# [GOAL OF THE EXERCISE]
Update the items below by replacing every "data-point" with "marker" and leaving everything else unchanged.
** begin TASK INPUTS **
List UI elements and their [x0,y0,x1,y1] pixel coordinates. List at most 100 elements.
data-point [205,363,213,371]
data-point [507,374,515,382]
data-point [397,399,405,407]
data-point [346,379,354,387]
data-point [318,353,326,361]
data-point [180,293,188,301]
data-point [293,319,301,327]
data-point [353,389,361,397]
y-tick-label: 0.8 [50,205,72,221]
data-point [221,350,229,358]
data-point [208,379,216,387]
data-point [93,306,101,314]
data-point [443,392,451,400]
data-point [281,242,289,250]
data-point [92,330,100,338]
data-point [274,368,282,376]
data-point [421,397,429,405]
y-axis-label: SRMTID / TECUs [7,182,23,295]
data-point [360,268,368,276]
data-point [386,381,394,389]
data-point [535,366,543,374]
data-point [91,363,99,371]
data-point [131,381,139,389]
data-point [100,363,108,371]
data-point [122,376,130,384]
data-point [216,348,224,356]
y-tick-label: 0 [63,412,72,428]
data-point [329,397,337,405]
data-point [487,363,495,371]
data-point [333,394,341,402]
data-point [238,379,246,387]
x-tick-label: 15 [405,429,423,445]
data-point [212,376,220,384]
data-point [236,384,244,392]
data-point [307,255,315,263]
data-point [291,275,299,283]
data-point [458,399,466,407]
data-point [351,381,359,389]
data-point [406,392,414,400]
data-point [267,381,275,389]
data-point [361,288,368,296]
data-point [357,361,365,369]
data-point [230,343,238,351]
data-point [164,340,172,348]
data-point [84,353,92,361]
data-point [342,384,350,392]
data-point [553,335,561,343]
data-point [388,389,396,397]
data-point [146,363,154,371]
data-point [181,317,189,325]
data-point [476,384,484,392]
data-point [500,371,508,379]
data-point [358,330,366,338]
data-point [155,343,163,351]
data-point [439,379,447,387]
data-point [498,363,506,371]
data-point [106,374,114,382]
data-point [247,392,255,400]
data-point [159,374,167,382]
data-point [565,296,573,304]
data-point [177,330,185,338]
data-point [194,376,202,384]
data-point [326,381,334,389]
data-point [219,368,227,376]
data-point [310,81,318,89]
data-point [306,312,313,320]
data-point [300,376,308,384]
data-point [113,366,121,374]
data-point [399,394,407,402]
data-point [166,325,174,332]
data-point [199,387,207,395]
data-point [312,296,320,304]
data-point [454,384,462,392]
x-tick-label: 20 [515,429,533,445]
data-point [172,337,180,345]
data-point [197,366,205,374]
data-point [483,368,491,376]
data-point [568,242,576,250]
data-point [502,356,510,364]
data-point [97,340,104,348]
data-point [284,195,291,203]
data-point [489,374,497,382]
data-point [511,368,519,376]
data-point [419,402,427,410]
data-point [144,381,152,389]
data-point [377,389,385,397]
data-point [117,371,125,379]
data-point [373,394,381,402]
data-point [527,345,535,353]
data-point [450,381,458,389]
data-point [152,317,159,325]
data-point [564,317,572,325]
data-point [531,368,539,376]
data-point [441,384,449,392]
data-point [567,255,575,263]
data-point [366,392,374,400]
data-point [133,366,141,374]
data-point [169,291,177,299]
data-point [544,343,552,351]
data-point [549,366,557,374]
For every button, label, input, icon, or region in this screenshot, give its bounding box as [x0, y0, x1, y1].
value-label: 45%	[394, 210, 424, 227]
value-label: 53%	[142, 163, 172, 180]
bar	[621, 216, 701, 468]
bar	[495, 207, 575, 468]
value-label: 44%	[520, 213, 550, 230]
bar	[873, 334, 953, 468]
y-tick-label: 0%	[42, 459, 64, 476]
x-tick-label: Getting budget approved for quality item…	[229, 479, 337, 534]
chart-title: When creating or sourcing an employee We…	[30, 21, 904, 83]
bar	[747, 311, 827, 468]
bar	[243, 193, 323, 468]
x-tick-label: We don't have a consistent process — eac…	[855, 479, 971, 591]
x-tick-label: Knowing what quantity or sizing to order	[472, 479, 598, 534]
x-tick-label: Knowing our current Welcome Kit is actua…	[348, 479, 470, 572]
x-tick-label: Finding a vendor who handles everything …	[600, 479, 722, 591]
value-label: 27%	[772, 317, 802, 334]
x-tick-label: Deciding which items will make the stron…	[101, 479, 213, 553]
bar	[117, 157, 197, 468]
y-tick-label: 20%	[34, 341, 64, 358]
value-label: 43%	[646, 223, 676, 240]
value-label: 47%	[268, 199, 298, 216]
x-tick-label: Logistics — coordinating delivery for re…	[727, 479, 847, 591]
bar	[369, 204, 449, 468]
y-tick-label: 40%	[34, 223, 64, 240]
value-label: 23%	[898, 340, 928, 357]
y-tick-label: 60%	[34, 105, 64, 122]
** end TASK INPUTS **
# [SOLUTION TO THE PROBLEM]
List UI elements and their [x0,y0,x1,y1] pixel coordinates. List at most 100 elements.
marker [205,363,213,371]
marker [507,374,515,382]
marker [397,399,405,407]
marker [346,379,354,387]
marker [318,353,326,361]
marker [180,293,188,301]
marker [293,319,301,327]
marker [353,389,361,397]
y-tick-label: 0.8 [50,205,72,221]
marker [221,350,229,358]
marker [208,379,216,387]
marker [93,306,101,314]
marker [443,392,451,400]
marker [281,242,289,250]
marker [92,330,100,338]
marker [274,368,282,376]
marker [421,397,429,405]
y-axis-label: SRMTID / TECUs [7,182,23,295]
marker [360,268,368,276]
marker [386,381,394,389]
marker [535,366,543,374]
marker [91,363,99,371]
marker [131,381,139,389]
marker [100,363,108,371]
marker [122,376,130,384]
marker [216,348,224,356]
y-tick-label: 0 [63,412,72,428]
marker [329,397,337,405]
marker [487,363,495,371]
marker [333,394,341,402]
marker [238,379,246,387]
x-tick-label: 15 [405,429,423,445]
marker [212,376,220,384]
marker [236,384,244,392]
marker [307,255,315,263]
marker [291,275,299,283]
marker [458,399,466,407]
marker [351,381,359,389]
marker [406,392,414,400]
marker [267,381,275,389]
marker [361,288,368,296]
marker [357,361,365,369]
marker [230,343,238,351]
marker [164,340,172,348]
marker [84,353,92,361]
marker [342,384,350,392]
marker [553,335,561,343]
marker [388,389,396,397]
marker [146,363,154,371]
marker [181,317,189,325]
marker [476,384,484,392]
marker [500,371,508,379]
marker [358,330,366,338]
marker [155,343,163,351]
marker [439,379,447,387]
marker [498,363,506,371]
marker [106,374,114,382]
marker [247,392,255,400]
marker [159,374,167,382]
marker [565,296,573,304]
marker [177,330,185,338]
marker [194,376,202,384]
marker [326,381,334,389]
marker [219,368,227,376]
marker [310,81,318,89]
marker [306,312,313,320]
marker [300,376,308,384]
marker [113,366,121,374]
marker [399,394,407,402]
marker [166,325,174,332]
marker [199,387,207,395]
marker [312,296,320,304]
marker [454,384,462,392]
x-tick-label: 20 [515,429,533,445]
marker [172,337,180,345]
marker [197,366,205,374]
marker [483,368,491,376]
marker [568,242,576,250]
marker [502,356,510,364]
marker [97,340,104,348]
marker [284,195,291,203]
marker [489,374,497,382]
marker [511,368,519,376]
marker [419,402,427,410]
marker [144,381,152,389]
marker [377,389,385,397]
marker [117,371,125,379]
marker [373,394,381,402]
marker [527,345,535,353]
marker [450,381,458,389]
marker [152,317,159,325]
marker [564,317,572,325]
marker [531,368,539,376]
marker [441,384,449,392]
marker [567,255,575,263]
marker [366,392,374,400]
marker [133,366,141,374]
marker [169,291,177,299]
marker [544,343,552,351]
marker [549,366,557,374]
For every button, label, input, icon, or region in this screenshot, give its bounding box as [x0, y0, x1, y1].
value-label: 45%	[394, 210, 424, 227]
value-label: 53%	[142, 163, 172, 180]
bar	[621, 216, 701, 468]
bar	[495, 207, 575, 468]
value-label: 44%	[520, 213, 550, 230]
bar	[873, 334, 953, 468]
y-tick-label: 0%	[42, 459, 64, 476]
x-tick-label: Getting budget approved for quality item…	[229, 479, 337, 534]
chart-title: When creating or sourcing an employee We…	[30, 21, 904, 83]
bar	[747, 311, 827, 468]
bar	[243, 193, 323, 468]
x-tick-label: We don't have a consistent process — eac…	[855, 479, 971, 591]
x-tick-label: Knowing what quantity or sizing to order	[472, 479, 598, 534]
x-tick-label: Knowing our current Welcome Kit is actua…	[348, 479, 470, 572]
x-tick-label: Finding a vendor who handles everything …	[600, 479, 722, 591]
value-label: 27%	[772, 317, 802, 334]
x-tick-label: Deciding which items will make the stron…	[101, 479, 213, 553]
bar	[117, 157, 197, 468]
y-tick-label: 20%	[34, 341, 64, 358]
value-label: 43%	[646, 223, 676, 240]
value-label: 47%	[268, 199, 298, 216]
x-tick-label: Logistics — coordinating delivery for re…	[727, 479, 847, 591]
bar	[369, 204, 449, 468]
y-tick-label: 40%	[34, 223, 64, 240]
value-label: 23%	[898, 340, 928, 357]
y-tick-label: 60%	[34, 105, 64, 122]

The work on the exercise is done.